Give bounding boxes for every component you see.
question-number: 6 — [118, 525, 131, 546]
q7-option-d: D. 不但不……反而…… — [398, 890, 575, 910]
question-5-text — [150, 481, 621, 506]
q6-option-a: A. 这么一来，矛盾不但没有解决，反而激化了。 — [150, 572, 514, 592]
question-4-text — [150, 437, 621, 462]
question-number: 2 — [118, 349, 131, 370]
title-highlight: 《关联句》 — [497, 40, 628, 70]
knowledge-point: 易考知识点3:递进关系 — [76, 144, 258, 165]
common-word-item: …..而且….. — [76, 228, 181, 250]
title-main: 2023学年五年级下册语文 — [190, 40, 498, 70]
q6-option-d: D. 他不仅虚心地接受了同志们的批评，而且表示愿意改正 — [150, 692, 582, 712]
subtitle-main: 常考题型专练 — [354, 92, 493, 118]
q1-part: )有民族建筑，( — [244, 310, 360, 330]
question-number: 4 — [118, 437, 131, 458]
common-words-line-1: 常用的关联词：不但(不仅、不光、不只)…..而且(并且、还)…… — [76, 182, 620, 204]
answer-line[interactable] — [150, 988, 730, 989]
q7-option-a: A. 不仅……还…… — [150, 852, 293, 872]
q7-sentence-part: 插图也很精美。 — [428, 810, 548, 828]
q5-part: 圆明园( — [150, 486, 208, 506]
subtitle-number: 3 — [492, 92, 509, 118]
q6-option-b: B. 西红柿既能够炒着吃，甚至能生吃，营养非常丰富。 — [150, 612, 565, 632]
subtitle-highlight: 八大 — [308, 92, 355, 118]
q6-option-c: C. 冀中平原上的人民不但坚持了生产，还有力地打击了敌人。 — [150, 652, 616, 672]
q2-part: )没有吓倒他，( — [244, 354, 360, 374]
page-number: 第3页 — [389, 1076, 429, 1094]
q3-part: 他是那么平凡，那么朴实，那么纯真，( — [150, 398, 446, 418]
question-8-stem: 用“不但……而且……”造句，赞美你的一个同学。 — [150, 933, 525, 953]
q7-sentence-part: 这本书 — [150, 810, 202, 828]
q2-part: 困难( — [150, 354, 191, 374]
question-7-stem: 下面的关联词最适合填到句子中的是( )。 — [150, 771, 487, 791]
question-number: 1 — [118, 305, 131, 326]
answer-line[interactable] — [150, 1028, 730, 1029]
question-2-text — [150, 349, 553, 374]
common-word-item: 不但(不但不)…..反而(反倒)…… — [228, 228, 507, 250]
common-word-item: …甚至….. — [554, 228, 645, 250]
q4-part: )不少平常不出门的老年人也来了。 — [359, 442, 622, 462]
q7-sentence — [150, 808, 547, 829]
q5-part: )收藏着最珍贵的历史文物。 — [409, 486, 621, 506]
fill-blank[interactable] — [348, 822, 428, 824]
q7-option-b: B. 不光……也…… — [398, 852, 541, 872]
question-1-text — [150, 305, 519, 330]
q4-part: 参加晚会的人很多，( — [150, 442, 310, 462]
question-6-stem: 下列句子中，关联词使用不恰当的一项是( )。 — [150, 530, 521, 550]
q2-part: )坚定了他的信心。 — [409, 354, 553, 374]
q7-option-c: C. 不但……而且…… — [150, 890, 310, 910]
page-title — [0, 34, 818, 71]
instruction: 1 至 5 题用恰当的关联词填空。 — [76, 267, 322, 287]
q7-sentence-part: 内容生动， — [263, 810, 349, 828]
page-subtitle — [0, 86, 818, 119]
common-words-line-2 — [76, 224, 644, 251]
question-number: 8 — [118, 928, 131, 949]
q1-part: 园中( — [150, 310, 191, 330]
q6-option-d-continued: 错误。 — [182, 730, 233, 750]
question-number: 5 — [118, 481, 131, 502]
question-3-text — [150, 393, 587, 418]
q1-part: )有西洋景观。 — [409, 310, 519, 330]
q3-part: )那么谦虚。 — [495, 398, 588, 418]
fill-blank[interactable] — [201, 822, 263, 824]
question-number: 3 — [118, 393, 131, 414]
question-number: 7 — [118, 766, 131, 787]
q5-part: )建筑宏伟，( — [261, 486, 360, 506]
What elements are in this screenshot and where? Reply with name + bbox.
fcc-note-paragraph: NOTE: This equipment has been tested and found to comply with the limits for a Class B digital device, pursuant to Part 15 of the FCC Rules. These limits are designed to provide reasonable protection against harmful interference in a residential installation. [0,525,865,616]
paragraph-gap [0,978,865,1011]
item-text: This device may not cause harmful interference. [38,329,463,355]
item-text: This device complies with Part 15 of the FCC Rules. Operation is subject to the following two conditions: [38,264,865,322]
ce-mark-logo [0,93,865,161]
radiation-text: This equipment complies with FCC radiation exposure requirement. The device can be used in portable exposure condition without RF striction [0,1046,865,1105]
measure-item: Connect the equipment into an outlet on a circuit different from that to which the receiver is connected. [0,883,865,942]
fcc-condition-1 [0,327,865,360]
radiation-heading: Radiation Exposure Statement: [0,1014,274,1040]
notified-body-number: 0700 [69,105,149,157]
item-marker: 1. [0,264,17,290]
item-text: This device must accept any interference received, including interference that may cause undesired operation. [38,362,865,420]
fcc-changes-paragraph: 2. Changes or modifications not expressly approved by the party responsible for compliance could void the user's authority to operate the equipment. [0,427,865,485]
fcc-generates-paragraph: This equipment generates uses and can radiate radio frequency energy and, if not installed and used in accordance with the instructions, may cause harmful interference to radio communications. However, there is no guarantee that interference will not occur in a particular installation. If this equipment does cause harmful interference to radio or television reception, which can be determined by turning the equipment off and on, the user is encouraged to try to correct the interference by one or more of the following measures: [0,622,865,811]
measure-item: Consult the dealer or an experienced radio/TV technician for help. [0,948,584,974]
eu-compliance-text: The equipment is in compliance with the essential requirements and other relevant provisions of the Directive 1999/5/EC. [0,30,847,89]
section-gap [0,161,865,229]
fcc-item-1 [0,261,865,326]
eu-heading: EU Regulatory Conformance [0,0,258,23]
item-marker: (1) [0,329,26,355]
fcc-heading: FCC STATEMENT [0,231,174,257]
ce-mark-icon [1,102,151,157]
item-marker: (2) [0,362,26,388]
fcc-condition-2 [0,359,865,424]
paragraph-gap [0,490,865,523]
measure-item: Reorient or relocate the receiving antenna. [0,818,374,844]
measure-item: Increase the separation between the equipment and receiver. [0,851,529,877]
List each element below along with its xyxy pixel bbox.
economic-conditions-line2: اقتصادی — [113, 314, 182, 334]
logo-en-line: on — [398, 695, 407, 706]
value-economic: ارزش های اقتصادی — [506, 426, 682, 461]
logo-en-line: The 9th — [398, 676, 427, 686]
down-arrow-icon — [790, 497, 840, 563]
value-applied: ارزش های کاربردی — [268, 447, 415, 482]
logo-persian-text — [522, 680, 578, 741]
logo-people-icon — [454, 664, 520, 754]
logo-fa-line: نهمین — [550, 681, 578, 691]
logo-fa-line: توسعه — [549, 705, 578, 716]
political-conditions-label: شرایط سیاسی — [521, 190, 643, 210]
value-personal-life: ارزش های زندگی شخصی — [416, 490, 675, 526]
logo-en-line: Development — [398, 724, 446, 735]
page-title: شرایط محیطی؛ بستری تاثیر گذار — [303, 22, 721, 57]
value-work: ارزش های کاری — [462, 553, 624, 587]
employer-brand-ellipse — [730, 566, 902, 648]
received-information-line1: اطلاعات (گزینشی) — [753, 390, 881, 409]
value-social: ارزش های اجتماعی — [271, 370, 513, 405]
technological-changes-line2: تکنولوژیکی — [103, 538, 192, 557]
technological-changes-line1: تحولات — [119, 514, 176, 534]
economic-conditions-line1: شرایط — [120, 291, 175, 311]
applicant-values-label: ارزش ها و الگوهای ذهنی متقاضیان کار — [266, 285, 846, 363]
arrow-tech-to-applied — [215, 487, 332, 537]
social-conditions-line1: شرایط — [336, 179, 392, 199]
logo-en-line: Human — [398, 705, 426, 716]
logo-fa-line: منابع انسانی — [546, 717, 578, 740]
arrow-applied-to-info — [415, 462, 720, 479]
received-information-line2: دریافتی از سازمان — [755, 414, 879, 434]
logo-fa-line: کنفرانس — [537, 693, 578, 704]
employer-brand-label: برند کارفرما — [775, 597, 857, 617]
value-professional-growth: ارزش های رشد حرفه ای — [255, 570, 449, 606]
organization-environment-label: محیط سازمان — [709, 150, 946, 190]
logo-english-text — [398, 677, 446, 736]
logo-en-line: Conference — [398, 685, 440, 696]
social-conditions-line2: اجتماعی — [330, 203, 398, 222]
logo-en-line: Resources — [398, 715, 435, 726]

══════

Exercise description => Please transcribe the stretch from the first of the entries through the line that contains "question-4-text — [150, 437, 621, 462]", both included, copying each line exactly.

Output =>
Give bounding boxes for every component you see.
question-number: 6 — [118, 525, 131, 546]
q7-option-d: D. 不但不……反而…… — [398, 890, 575, 910]
question-5-text — [150, 481, 621, 506]
q6-option-a: A. 这么一来，矛盾不但没有解决，反而激化了。 — [150, 572, 514, 592]
question-4-text — [150, 437, 621, 462]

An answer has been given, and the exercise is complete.